◆ INSTRUCTIONS TO FOLLOW
Copy all of the material below exactly.

begin DATA FOR PROCESSING

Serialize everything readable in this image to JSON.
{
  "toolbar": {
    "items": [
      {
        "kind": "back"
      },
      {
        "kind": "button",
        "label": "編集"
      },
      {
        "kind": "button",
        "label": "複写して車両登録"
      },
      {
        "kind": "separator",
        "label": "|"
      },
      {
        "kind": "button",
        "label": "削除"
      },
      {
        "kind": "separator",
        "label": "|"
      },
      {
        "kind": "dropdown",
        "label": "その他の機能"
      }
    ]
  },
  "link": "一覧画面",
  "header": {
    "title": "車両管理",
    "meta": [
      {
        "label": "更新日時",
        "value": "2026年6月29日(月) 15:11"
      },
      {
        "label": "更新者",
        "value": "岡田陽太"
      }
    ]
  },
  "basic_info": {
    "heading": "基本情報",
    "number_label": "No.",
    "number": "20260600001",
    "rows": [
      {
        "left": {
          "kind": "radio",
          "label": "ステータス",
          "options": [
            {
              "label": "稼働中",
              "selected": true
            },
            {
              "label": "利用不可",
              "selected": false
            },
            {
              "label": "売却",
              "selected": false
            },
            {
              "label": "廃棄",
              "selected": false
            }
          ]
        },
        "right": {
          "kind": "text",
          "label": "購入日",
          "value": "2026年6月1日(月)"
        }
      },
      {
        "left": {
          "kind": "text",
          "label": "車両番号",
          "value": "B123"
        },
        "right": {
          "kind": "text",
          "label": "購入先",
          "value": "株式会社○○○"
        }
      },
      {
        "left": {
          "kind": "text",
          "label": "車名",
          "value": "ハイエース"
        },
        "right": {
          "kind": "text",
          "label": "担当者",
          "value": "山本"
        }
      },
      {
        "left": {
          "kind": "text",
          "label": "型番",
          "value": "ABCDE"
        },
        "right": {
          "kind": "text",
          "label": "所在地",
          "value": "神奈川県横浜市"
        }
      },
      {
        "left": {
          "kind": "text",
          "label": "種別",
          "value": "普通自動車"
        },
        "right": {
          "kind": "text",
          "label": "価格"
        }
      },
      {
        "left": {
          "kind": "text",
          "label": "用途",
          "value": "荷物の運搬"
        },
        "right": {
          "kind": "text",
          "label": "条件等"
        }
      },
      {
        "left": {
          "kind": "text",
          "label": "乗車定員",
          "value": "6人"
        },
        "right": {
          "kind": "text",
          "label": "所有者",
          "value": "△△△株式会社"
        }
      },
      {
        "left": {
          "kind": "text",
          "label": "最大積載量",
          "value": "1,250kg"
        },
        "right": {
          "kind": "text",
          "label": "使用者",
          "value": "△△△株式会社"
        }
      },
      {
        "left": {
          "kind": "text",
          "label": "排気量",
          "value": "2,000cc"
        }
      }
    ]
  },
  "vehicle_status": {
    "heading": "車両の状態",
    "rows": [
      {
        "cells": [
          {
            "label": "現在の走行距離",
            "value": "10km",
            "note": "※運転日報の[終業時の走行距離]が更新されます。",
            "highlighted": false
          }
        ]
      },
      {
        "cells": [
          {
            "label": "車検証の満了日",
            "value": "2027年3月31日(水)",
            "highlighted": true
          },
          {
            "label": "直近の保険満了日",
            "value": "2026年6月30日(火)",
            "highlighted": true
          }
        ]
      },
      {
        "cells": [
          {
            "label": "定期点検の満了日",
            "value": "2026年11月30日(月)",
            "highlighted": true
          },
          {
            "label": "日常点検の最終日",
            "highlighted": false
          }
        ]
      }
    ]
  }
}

end DATA FOR PROCESSING

◆ COMPLETED EXERCISE
Serialize everything readable in this image to JSON.
{
  "toolbar": {
    "items": [
      {
        "kind": "back"
      },
      {
        "kind": "button",
        "label": "編集"
      },
      {
        "kind": "button",
        "label": "複写して車両登録"
      },
      {
        "kind": "separator",
        "label": "|"
      },
      {
        "kind": "button",
        "label": "削除"
      },
      {
        "kind": "separator",
        "label": "|"
      },
      {
        "kind": "dropdown",
        "label": "その他の機能"
      }
    ]
  },
  "link": "一覧画面",
  "header": {
    "title": "車両管理",
    "meta": [
      {
        "label": "更新日時",
        "value": "2026年6月29日(月) 15:11"
      },
      {
        "label": "更新者",
        "value": "岡田陽太"
      }
    ]
  },
  "basic_info": {
    "heading": "基本情報",
    "number_label": "No.",
    "number": "20260600001",
    "rows": [
      {
        "left": {
          "kind": "radio",
          "label": "ステータス",
          "options": [
            {
              "label": "稼働中",
              "selected": true
            },
            {
              "label": "利用不可",
              "selected": false
            },
            {
              "label": "売却",
              "selected": false
            },
            {
              "label": "廃棄",
              "selected": false
            }
          ]
        },
        "right": {
          "kind": "text",
          "label": "購入日",
          "value": "2026年6月1日(月)"
        }
      },
      {
        "left": {
          "kind": "text",
          "label": "車両番号",
          "value": "B123"
        },
        "right": {
          "kind": "text",
          "label": "購入先",
          "value": "株式会社○○○"
        }
      },
      {
        "left": {
          "kind": "text",
          "label": "車名",
          "value": "ハイエース"
        },
        "right": {
          "kind": "text",
          "label": "担当者",
          "value": "山本"
        }
      },
      {
        "left": {
          "kind": "text",
          "label": "型番",
          "value": "ABCDE"
        },
        "right": {
          "kind": "text",
          "label": "所在地",
          "value": "神奈川県横浜市"
        }
      },
      {
        "left": {
          "kind": "text",
          "label": "種別",
          "value": "普通自動車"
        },
        "right": {
          "kind": "text",
          "label": "価格"
        }
      },
      {
        "left": {
          "kind": "text",
          "label": "用途",
          "value": "荷物の運搬"
        },
        "right": {
          "kind": "text",
          "label": "条件等"
        }
      },
      {
        "left": {
          "kind": "text",
          "label": "乗車定員",
          "value": "6人"
        },
        "right": {
          "kind": "text",
          "label": "所有者",
          "value": "△△△株式会社"
        }
      },
      {
        "left": {
          "kind": "text",
          "label": "最大積載量",
          "value": "1,250kg"
        },
        "right": {
          "kind": "text",
          "label": "使用者",
          "value": "△△△株式会社"
        }
      },
      {
        "left": {
          "kind": "text",
          "label": "排気量",
          "value": "2,000cc"
        }
      }
    ]
  },
  "vehicle_status": {
    "heading": "車両の状態",
    "rows": [
      {
        "cells": [
          {
            "label": "現在の走行距離",
            "value": "10km",
            "note": "※運転日報の[終業時の走行距離]が更新されます。",
            "highlighted": false
          }
        ]
      },
      {
        "cells": [
          {
            "label": "車検証の満了日",
            "value": "2027年3月31日(水)",
            "highlighted": true
          },
          {
            "label": "直近の保険満了日",
            "value": "2026年6月30日(火)",
            "highlighted": true
          }
        ]
      },
      {
        "cells": [
          {
            "label": "定期点検の満了日",
            "value": "2026年11月30日(月)",
            "highlighted": true
          },
          {
            "label": "日常点検の最終日",
            "highlighted": false
          }
        ]
      }
    ]
  }
}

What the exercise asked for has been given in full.